***** DATA SECTION *****
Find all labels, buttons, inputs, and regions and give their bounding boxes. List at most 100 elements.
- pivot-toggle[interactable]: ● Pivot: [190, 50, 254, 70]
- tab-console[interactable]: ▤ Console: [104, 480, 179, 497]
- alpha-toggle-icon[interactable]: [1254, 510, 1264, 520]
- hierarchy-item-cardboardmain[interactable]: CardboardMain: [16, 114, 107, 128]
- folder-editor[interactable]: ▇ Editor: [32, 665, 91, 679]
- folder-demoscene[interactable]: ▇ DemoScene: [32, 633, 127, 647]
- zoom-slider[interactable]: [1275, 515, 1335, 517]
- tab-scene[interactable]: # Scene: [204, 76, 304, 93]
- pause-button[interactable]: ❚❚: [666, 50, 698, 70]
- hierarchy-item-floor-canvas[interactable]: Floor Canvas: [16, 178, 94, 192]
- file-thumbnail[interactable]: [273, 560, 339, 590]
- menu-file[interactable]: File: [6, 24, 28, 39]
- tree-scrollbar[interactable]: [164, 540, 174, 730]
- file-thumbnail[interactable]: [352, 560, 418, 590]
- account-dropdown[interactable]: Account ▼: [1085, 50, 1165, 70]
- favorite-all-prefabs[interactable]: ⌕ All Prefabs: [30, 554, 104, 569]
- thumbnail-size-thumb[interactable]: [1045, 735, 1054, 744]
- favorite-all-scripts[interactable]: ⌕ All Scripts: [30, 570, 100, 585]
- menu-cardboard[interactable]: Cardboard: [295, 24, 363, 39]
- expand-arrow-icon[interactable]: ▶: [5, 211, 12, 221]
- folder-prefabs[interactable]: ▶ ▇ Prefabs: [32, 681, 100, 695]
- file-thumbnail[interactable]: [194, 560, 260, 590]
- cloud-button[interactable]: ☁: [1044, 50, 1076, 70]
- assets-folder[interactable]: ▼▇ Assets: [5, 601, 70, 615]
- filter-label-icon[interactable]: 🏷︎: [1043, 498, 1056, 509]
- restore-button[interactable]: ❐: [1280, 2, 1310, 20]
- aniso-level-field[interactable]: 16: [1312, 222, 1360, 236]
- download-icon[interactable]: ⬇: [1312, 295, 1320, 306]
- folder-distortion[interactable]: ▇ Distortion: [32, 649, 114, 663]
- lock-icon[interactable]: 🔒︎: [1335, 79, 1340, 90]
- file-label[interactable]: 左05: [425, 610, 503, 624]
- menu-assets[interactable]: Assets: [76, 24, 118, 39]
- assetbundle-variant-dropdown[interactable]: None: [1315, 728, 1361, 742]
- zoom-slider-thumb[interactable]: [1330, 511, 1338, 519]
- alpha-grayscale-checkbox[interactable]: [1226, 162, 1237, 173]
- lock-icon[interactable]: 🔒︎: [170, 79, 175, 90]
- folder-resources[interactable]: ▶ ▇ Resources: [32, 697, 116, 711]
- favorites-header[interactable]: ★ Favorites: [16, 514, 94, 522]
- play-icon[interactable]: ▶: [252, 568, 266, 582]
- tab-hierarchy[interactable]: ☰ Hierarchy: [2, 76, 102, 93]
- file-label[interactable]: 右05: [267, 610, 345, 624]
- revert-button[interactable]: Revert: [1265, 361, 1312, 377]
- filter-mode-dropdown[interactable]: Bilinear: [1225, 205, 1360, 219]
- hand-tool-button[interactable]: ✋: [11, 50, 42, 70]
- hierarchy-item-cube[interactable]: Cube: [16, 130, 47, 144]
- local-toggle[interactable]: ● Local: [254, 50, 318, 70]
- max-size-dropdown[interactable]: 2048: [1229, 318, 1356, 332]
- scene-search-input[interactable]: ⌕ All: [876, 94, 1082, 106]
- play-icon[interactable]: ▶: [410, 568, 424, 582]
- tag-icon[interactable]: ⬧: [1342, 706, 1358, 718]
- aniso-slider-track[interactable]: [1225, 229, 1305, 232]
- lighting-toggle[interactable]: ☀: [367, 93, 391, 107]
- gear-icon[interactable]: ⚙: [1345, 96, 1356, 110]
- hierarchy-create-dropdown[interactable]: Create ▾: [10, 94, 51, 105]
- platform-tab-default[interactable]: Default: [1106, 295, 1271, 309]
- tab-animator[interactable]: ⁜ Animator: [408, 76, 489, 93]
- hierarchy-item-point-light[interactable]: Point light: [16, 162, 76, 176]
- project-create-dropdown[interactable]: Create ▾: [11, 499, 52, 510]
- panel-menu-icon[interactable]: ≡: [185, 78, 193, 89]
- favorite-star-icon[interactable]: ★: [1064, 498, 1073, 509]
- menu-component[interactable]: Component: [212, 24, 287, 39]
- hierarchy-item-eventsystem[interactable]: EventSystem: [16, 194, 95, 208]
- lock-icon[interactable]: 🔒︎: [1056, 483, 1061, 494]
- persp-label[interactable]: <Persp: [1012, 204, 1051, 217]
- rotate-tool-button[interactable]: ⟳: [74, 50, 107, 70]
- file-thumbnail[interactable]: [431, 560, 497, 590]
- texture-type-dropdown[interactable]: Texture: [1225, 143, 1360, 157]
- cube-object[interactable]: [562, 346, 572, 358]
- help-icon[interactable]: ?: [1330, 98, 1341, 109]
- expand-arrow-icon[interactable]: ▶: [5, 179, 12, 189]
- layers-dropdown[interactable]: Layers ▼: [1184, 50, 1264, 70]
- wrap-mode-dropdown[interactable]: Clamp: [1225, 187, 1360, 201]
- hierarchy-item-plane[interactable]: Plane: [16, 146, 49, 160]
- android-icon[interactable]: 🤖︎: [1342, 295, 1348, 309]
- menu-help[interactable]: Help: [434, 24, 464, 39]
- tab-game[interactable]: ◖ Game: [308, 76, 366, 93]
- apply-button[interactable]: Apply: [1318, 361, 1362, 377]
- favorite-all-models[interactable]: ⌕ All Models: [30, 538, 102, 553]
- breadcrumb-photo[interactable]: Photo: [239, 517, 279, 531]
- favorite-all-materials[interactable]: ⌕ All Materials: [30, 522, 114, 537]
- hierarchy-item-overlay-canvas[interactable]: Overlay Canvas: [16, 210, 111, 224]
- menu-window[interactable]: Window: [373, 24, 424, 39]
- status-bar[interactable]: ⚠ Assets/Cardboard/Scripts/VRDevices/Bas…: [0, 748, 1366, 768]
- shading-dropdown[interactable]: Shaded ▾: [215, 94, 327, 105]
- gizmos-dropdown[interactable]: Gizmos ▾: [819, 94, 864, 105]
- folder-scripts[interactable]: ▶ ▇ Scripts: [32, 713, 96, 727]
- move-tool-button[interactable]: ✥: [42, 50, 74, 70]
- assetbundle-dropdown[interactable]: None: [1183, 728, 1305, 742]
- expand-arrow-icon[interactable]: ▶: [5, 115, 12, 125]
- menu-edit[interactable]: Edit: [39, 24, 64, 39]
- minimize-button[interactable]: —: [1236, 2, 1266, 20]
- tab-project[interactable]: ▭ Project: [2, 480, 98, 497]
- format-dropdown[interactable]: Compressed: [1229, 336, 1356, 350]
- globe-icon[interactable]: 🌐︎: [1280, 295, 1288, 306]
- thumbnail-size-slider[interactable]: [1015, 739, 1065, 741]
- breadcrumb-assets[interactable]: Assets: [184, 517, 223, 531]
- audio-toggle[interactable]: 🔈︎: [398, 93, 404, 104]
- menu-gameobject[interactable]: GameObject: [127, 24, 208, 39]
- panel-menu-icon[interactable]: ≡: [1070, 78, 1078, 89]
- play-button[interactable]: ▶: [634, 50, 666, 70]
*****
GIVEN TASK -
Copy out the material unchanged, starting from its first line and ending with the line that contains "- cloud-button[interactable]: ☁: [1044, 50, 1076, 70]", both included.

COMPLETED TASK -
Find all labels, buttons, inputs, and regions and give their bounding boxes. List at most 100 elements.
- pivot-toggle[interactable]: ● Pivot: [190, 50, 254, 70]
- tab-console[interactable]: ▤ Console: [104, 480, 179, 497]
- alpha-toggle-icon[interactable]: [1254, 510, 1264, 520]
- hierarchy-item-cardboardmain[interactable]: CardboardMain: [16, 114, 107, 128]
- folder-editor[interactable]: ▇ Editor: [32, 665, 91, 679]
- folder-demoscene[interactable]: ▇ DemoScene: [32, 633, 127, 647]
- zoom-slider[interactable]: [1275, 515, 1335, 517]
- tab-scene[interactable]: # Scene: [204, 76, 304, 93]
- pause-button[interactable]: ❚❚: [666, 50, 698, 70]
- hierarchy-item-floor-canvas[interactable]: Floor Canvas: [16, 178, 94, 192]
- file-thumbnail[interactable]: [273, 560, 339, 590]
- menu-file[interactable]: File: [6, 24, 28, 39]
- tree-scrollbar[interactable]: [164, 540, 174, 730]
- file-thumbnail[interactable]: [352, 560, 418, 590]
- account-dropdown[interactable]: Account ▼: [1085, 50, 1165, 70]
- favorite-all-prefabs[interactable]: ⌕ All Prefabs: [30, 554, 104, 569]
- thumbnail-size-thumb[interactable]: [1045, 735, 1054, 744]
- favorite-all-scripts[interactable]: ⌕ All Scripts: [30, 570, 100, 585]
- menu-cardboard[interactable]: Cardboard: [295, 24, 363, 39]
- expand-arrow-icon[interactable]: ▶: [5, 211, 12, 221]
- folder-prefabs[interactable]: ▶ ▇ Prefabs: [32, 681, 100, 695]
- file-thumbnail[interactable]: [194, 560, 260, 590]
- cloud-button[interactable]: ☁: [1044, 50, 1076, 70]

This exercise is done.